■ PROBLEM ■
Copy every line from the data below in which the string "this" can be found.

::::::::

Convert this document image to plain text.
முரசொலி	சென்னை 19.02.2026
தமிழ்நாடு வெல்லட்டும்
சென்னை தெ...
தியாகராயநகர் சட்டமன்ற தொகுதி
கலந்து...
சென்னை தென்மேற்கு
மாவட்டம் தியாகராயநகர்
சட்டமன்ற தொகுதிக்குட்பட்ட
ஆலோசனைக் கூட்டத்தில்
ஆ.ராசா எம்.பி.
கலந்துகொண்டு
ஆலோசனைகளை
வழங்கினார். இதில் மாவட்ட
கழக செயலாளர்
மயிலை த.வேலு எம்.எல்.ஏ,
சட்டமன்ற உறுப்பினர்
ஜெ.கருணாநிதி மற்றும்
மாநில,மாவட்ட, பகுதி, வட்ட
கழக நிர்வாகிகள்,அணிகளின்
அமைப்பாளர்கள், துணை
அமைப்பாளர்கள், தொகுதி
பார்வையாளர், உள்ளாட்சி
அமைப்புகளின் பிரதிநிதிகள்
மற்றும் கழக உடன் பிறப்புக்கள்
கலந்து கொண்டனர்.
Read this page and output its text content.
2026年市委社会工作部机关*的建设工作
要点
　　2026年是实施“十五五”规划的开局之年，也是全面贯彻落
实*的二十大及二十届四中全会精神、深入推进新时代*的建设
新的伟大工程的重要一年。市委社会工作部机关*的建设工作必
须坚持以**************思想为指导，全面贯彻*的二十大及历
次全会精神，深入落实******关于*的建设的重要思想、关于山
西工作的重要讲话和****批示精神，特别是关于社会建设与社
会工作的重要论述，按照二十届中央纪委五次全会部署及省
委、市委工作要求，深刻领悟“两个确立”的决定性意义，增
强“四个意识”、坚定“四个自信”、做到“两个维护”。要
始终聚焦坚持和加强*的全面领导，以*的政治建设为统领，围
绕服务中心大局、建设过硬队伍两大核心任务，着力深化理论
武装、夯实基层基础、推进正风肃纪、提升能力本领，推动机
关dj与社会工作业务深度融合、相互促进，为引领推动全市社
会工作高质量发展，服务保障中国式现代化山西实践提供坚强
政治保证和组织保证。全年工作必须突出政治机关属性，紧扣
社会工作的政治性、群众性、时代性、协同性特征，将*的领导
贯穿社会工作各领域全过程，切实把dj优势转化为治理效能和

::::::::

■ EXPECTED ANSWER ■
Convert this document image to plain text.
Read this page and output its text content.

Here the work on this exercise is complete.